§ **Entries supplied**
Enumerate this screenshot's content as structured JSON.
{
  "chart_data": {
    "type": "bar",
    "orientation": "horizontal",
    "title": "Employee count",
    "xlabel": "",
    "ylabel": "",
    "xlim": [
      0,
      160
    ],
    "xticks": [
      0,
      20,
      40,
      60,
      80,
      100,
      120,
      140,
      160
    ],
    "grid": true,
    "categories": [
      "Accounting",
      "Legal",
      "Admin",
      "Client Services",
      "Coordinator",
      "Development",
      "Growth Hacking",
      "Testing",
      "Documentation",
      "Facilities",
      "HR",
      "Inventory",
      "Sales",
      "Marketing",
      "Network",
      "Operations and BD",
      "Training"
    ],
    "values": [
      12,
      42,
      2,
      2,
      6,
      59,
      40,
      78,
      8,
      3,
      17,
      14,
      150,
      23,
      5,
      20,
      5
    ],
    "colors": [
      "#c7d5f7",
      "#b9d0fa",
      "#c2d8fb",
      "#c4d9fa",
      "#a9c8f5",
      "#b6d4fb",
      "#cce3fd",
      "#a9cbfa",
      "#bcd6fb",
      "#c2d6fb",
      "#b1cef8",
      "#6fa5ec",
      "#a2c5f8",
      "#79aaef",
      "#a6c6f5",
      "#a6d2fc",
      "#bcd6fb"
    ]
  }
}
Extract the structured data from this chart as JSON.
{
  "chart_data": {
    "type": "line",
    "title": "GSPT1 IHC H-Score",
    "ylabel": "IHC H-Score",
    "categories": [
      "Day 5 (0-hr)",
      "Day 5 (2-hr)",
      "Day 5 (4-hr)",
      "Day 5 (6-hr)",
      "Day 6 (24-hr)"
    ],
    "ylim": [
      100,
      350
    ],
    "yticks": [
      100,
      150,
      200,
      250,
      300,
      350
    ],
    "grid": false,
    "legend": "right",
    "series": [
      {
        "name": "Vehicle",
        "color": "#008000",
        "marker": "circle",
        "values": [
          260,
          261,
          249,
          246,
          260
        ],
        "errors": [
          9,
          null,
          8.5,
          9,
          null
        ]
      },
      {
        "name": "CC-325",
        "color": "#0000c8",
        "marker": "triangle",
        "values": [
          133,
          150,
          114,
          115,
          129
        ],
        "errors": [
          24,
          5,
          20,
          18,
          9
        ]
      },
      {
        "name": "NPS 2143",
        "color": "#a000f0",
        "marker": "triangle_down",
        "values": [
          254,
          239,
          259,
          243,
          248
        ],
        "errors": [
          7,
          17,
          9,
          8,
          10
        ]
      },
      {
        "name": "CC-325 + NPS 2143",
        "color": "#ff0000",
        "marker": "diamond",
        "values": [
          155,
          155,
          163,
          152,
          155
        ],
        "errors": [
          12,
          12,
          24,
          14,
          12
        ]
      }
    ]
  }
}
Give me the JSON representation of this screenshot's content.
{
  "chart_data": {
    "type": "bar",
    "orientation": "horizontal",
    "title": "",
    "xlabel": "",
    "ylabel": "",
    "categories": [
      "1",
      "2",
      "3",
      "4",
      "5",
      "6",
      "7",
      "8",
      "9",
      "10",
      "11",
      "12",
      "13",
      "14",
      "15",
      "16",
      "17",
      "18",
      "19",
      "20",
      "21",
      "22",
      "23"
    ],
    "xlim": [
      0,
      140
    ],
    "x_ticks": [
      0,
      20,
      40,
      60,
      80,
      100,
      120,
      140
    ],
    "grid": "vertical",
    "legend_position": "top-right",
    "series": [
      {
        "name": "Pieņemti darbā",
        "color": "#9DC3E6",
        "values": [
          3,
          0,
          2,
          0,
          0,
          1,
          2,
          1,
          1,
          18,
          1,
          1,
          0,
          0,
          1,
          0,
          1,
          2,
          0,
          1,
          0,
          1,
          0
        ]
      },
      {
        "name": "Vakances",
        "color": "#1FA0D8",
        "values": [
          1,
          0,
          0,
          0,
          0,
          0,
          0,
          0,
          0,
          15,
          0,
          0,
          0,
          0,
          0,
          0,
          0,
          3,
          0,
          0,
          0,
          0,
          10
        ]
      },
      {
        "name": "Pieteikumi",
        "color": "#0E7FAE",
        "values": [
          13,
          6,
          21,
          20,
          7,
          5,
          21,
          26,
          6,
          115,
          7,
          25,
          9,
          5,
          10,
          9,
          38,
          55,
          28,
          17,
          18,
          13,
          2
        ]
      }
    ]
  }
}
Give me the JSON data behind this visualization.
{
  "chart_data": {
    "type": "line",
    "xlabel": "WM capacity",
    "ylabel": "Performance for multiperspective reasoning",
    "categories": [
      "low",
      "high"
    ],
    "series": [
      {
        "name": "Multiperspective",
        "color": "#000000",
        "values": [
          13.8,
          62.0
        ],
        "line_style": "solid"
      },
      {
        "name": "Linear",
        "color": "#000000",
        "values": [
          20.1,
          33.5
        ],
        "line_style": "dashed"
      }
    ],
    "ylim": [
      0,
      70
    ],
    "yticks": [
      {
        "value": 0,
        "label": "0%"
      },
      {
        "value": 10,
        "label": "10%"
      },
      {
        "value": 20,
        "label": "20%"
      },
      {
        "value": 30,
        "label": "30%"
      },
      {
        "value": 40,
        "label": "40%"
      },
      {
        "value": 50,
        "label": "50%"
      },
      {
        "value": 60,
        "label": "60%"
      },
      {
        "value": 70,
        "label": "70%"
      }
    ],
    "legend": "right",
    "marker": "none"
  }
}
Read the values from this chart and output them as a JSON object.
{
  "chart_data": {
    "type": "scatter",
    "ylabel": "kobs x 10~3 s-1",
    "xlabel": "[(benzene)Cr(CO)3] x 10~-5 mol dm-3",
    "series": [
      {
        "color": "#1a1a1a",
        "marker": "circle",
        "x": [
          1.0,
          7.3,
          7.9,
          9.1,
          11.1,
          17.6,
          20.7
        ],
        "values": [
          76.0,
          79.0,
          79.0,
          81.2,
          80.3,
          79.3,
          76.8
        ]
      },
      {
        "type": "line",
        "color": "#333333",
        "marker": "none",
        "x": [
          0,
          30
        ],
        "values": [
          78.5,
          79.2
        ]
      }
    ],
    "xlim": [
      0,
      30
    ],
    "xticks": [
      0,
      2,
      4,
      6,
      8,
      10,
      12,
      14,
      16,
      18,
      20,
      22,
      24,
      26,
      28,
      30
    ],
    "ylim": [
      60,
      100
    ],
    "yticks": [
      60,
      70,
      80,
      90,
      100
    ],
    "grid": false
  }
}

§ **Set exercise**
For each line of the listing that holds the word "grid", show that line.

§ **Final result**
    "grid": true,
    "grid": false,
    "grid": "vertical",
    "grid": false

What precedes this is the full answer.